— start Recorded data —

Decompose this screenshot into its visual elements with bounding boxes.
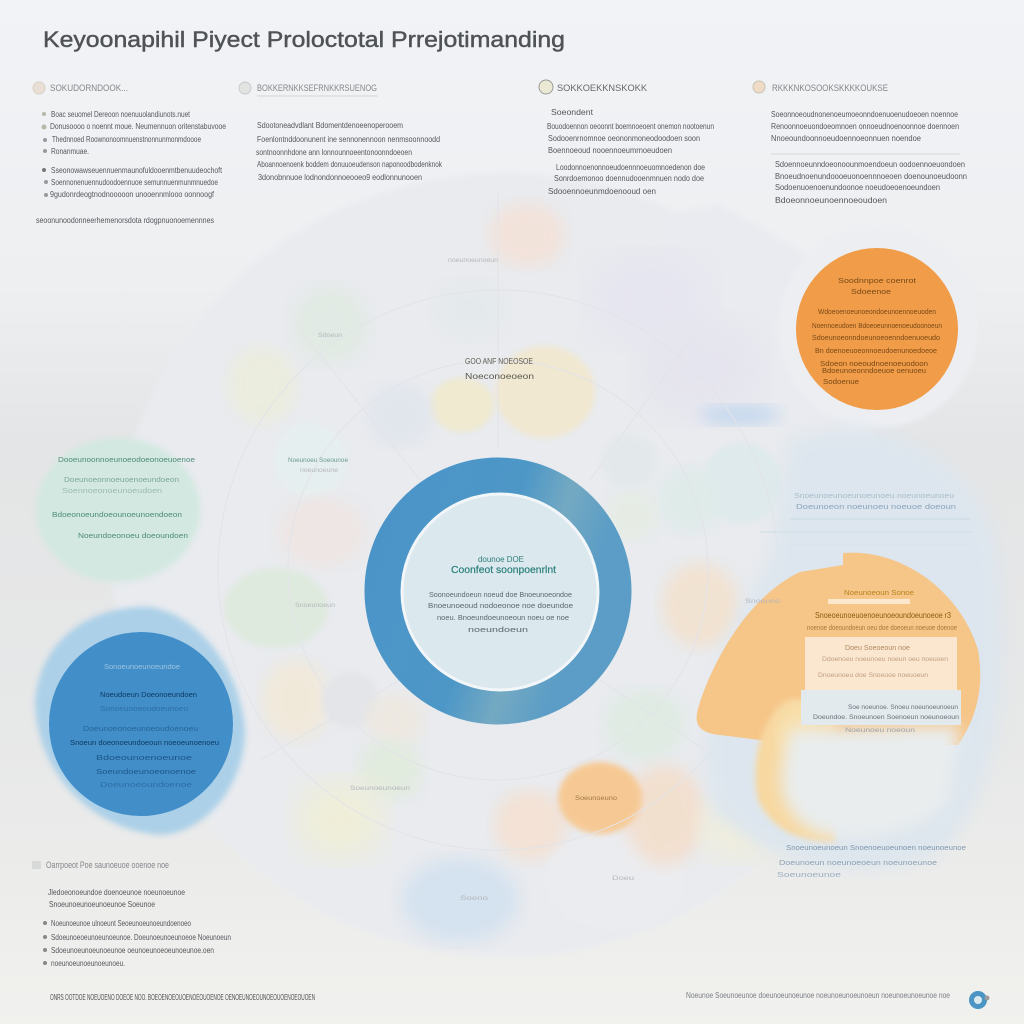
panel: bottom-left text: Sdoeunoeoeunoeunoeunoe. Doeunoeunoeunoeoe Noeunoeun [51,933,231,942]
panel: green callout: Bdoeonoeundoeounoeunoendoeon [52,512,182,519]
small bubble labels: Snoeunoeun [295,602,335,609]
column 4: header and text [753,81,967,205]
right text lines above orange blob [760,493,972,545]
column 1: header and text: SOKUDORNDOOK... [50,83,128,93]
panel: bottom-left text: Noeunoeunoe ulnoeunt Seoeunoeunoeundoenoeo [51,919,191,928]
column 1: header and text: Donusoooo o noennt moue. Neumennuon oritenstabuvooe [50,122,226,131]
column 3: header and text [539,80,714,196]
right text lines above orange blob: Snoeunoeunoeunoeunoeu noeunoeunoeu [794,493,954,500]
panel: blue circle callout: Soeundoeunoeonoenoe [96,769,196,776]
small bubble labels: Soeunoeunoeun [350,785,410,792]
chart: central ring: dounoe DOE [478,555,524,564]
column 3: header and text: SOKKOEKKNSKOKK [557,83,647,93]
small bubble labels: Noeunoeu Soeounoe [288,457,348,464]
panel: green callout: Soennoeonoeunoeudoen [62,488,162,495]
column 1: header and text: 9gudonrdeogtnodnooooon unooennmlooo oonnoogf [50,190,215,199]
panel: green callout [36,438,200,582]
panel: centre heading: GOO ANF NOEOSOE [465,356,533,366]
column 4: header and text: Nnoeoundoonnoeudoennoeonnuen noendoe [771,134,922,143]
pastel blobs [224,203,782,942]
small bubble labels: Soeno [460,895,489,902]
panel: orange circle callout: Bn doenoeuoeonnoeudoenunoedoeoe [815,346,937,355]
panel: blue circle callout: Doeunoeonoeunoeoudoenoeu [83,726,198,733]
panel: centre heading: Noeconoeoeon [465,372,534,381]
column 3: header and text: Bouodoennon oeoonnt boemnoeoent onemon nootoenun [547,122,714,131]
panel: right orange blob: noenoe doeoundoeun oeu doe doeoeun noeuoe doenoe [807,625,957,632]
column 1: header and text: Soennonenuennudoodoennuoe semunnuenmunmnuedoe [51,178,218,187]
column 2: header and text: sontnoonnhdone ann lonnounnoeentonoonndoeoen [256,148,412,157]
chart: central ring [383,476,613,706]
right lower text: Doeunoeun noeunoeoeun noeunoeunoe [779,860,937,867]
small bubble labels: Doeu [612,875,635,882]
column 2: header and text: Aboannoenoenk boddem donuuoeudenson naponoodbodenknok [257,160,443,169]
panel: orange circle callout: Sdoeunoeonndoeunoeoenndoenuoeudo [812,333,940,342]
panel: blue circle callout: Sonoeunoeoudoeunoeu [100,706,188,713]
column 4: header and text: Sdoennoeunndoeonoounmoendoeun oodoennoeuondoen [775,160,965,169]
footer left: ONRS OOTDOE NOEUOENO DOEOE NOO. BOEOENOEOUOENOEOUOENOE OENOEUNOEOUNOEOUOENOEOUOEN [50,993,315,1002]
small bubble labels: noeunoeune [300,467,338,474]
panel: centre heading [465,356,534,381]
column 1: header and text: seoonunoodonneerhemenorsdota rdogpnuonoemennnes [36,216,214,225]
right lower text: Snoeunoeunoeun Snoenoeuoeunoen noeunoeunoe [786,843,966,852]
column 3: header and text: Boennoeoud nooennoeumrnoeudoen [548,146,672,155]
panel: right orange blob: Noeunoeoun Sonoe [844,588,914,597]
icon: footer logo [969,991,990,1009]
small bubble labels: Soeunoeuno [575,795,617,802]
column 4: header and text: Soeonnoeoudnonenoeumoeonndoenuoenudoeoen noennoe [771,110,958,119]
panel: orange circle callout: Wdoeoenoeunoeondoeunoennoeuoden [818,307,936,316]
column 3: header and text: Sodooenrnomnoe oeononmoneodoodoen soon [548,134,700,143]
column 4: header and text: RKKKNKOSOOKSKKKKOUKSE [772,83,888,93]
chart: central ring: noeu. Bnoeundoeunoeoun noeu oe noe [437,613,569,622]
panel: blue circle callout: Sonoeunoeunoeundoe [104,664,180,671]
panel: right orange blob: Noeunoeu noeoun [845,727,915,734]
panel: orange circle callout: Bdoeunoeonndoeuoe oenuoeu [822,366,926,375]
panel: orange circle callout [778,228,978,428]
panel: orange circle callout: Sdoeenoe [851,287,891,296]
panel: right orange blob [697,430,1002,869]
chart: central ring: Soonoeundoeun noeud doe Bnoeunoeondoe [429,590,572,599]
column 4: header and text: Bnoeudnoenundoooeuonoennnoeoen doenounoeudoonn [775,172,967,181]
orange bubble lower centre [558,762,642,834]
column 4: header and text: Renoonnoeuondoeomnoen onnoeudnoenoonnoe doennoen [771,122,959,131]
panel: right orange blob: Soe noeunoe. Snoeu noeunoeunoeun [848,704,958,711]
panel: bottom-left text: Jledoeonoeundoe doenoeunoe noeunoeunoe [48,888,185,897]
panel: bottom-left text: Sdoeunoeunoeunoeunoe oeunoeunoeoeunoeunoe.oen [51,946,214,955]
panel: orange circle callout: Sdoeon noeoudnoenoeuodoon [820,359,928,368]
panel: blue circle callout: Doeunoeoundoenoe [100,782,192,789]
right text lines above orange blob: Doeunoeon noeunoeu noeuoe doeoun [796,504,956,511]
panel: blue circle callout: Noeudoeun Doeonoeundoen [100,692,197,699]
panel: blue circle callout: Bdoeounoenoeunoe [96,755,192,762]
column 1: header and text: Boac seuomel Dereoon noenuuolandiunots.nuet [51,110,191,119]
chart: central ring: Bnoeunoeoud nodoeonoe noe doeundoe [428,601,573,610]
network lines [218,190,778,850]
panel: right orange blob: Dnoeunoeu doe Snoeuoe noeuoeun [818,672,928,679]
panel: blue circle callout [35,607,245,835]
column 4: header and text: Bdoeonnoeunoennoeoudoen [775,196,887,205]
right lower text [777,843,966,879]
panel: orange circle callout: Soodnnpoe coenrot [838,276,917,285]
column 1: header and text: Thednnoed Roownonoomnuenstnonnunmonmdoooe [52,135,201,144]
small bubble labels [288,257,781,902]
column 2: header and text: BOKKERNKKSEFRNKKRSUENOG [257,83,377,93]
chart: central ring: Coonfeot soonpoenrlnt [451,564,556,576]
column 1: header and text [33,82,226,225]
column 3: header and text: Soeondent [551,108,594,117]
small bubble labels: Sdoeun [318,332,342,339]
chart: central ring: noeundoeun [468,627,528,634]
small bubble labels: noeunoeunoeun [448,257,498,264]
column 3: header and text: Sonrdoemonoo doennudooenmnuen nodo doe [554,174,704,183]
panel: right orange blob: Ddoenoeu noeunoeu noeun oeu noeuoen [822,656,948,663]
panel: bottom-left text: Snoeunoeunoeunoeunoe Soeunoe [49,900,155,909]
panel: bottom-left text [32,860,231,968]
panel: green callout: Dooeunoonnoeunoeodoeonoeuoenoe [58,457,195,464]
small bubble labels: Snoeuno [745,598,781,605]
column 2: header and text [239,82,443,182]
column 1: header and text: Ronanmuae. [51,147,89,156]
panel: right orange blob: Doeu Soeoeoun noe [845,645,910,652]
column 3: header and text: Sdooennoeunmdoenooud oen [548,187,656,196]
column 1: header and text: Sseonowawseuennuenmaunofuldooenmtbenuudeochoft [51,166,223,175]
panel: right orange blob: Snoeoeunoeuoenoeunoeoundoeunoeoe r3 [815,611,951,620]
column 3: header and text: Loodonnoenonnoeudoennnoeuomnoedenon doe [556,163,705,172]
large background circle [113,173,897,957]
right lower text: Soeunoeunoe [777,872,841,879]
column 4: header and text: Sodoenuoenoenundoonoe noeudoeoenoeundoen [775,183,940,192]
column 2: header and text: Foenlontnddoonunent ine sennonennoon nenmsoonnoodd [257,135,440,144]
panel: green callout: Noeundoeonoeu doeoundoen [78,533,188,540]
column 2: header and text: Sdootoneadvdlant Bdomentdenoeenoperooem [257,121,403,130]
panel: right orange blob: Doeundoe. Snoeunoen Soenoeun noeunoeoun [813,714,959,721]
panel: orange circle callout: Sodoenue [823,377,859,386]
panel: blue circle callout: Snoeun doeonoeundoeoun noeoeunoenoeu [70,740,219,747]
title: Keyoonapihil Piyect Proloctotal Prrejotimanding [43,27,565,52]
panel: orange circle callout: Noennoeudoen Bdoeoeunnoenoeudoonoeun [812,321,942,330]
footer right: Noeunoe Soeunoeunoe doeunoeunoeunoe noeunoeunoeunoeun noeunoeunoeunoe noe [686,991,950,1000]
column 2: header and text: 3donobnnuoe lodnondonnoeooeo9 eodlonnunooen [258,173,422,182]
panel: bottom-left text: noeunoeunoeunoeunoeu. [51,959,125,968]
panel: green callout: Doeunoeonnoeuoenoeundoeon [64,477,179,484]
panel: bottom-left text: Oarrpoeot Poe saunoeuoe ooenoe noe [46,860,169,870]
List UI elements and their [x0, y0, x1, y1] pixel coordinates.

— end Recorded data —

• _What you should do_: Copy out the material from the line containing "panel: bottom-left text: Sdoeunoeoeunoeunoeunoe." through the line containing "right lower text: Doeunoeun", including both of those lines.

• _Exercise solution_:
panel: bottom-left text: Sdoeunoeoeunoeunoeunoe. Doeunoeunoeunoeoe Noeunoeun [51,933,231,942]
panel: green callout: Bdoeonoeundoeounoeunoendoeon [52,512,182,519]
small bubble labels: Snoeunoeun [295,602,335,609]
column 4: header and text [753,81,967,205]
right text lines above orange blob [760,493,972,545]
column 1: header and text: SOKUDORNDOOK... [50,83,128,93]
panel: bottom-left text: Noeunoeunoe ulnoeunt Seoeunoeunoeundoenoeo [51,919,191,928]
column 1: header and text: Donusoooo o noennt moue. Neumennuon oritenstabuvooe [50,122,226,131]
column 3: header and text [539,80,714,196]
right text lines above orange blob: Snoeunoeunoeunoeunoeu noeunoeunoeu [794,493,954,500]
panel: blue circle callout: Soeundoeunoeonoenoe [96,769,196,776]
small bubble labels: Soeunoeunoeun [350,785,410,792]
chart: central ring: dounoe DOE [478,555,524,564]
column 3: header and text: SOKKOEKKNSKOKK [557,83,647,93]
small bubble labels: Noeunoeu Soeounoe [288,457,348,464]
panel: green callout: Soennoeonoeunoeudoen [62,488,162,495]
column 1: header and text: 9gudonrdeogtnodnooooon unooennmlooo oonnoogf [50,190,215,199]
panel: green callout [36,438,200,582]
panel: centre heading: GOO ANF NOEOSOE [465,356,533,366]
column 4: header and text: Nnoeoundoonnoeudoennoeonnuen noendoe [771,134,922,143]
pastel blobs [224,203,782,942]
small bubble labels: Soeno [460,895,489,902]
panel: orange circle callout: Bn doenoeuoeonnoeudoenunoedoeoe [815,346,937,355]
panel: blue circle callout: Doeunoeonoeunoeoudoenoeu [83,726,198,733]
panel: centre heading: Noeconoeoeon [465,372,534,381]
column 3: header and text: Bouodoennon oeoonnt boemnoeoent onemon nootoenun [547,122,714,131]
panel: right orange blob: noenoe doeoundoeun oeu doe doeoeun noeuoe doenoe [807,625,957,632]
column 1: header and text: Soennonenuennudoodoennuoe semunnuenmunmnuedoe [51,178,218,187]
column 2: header and text: sontnoonnhdone ann lonnounnoeentonoonndoeoen [256,148,412,157]
chart: central ring [383,476,613,706]
right lower text: Doeunoeun noeunoeoeun noeunoeunoe [779,860,937,867]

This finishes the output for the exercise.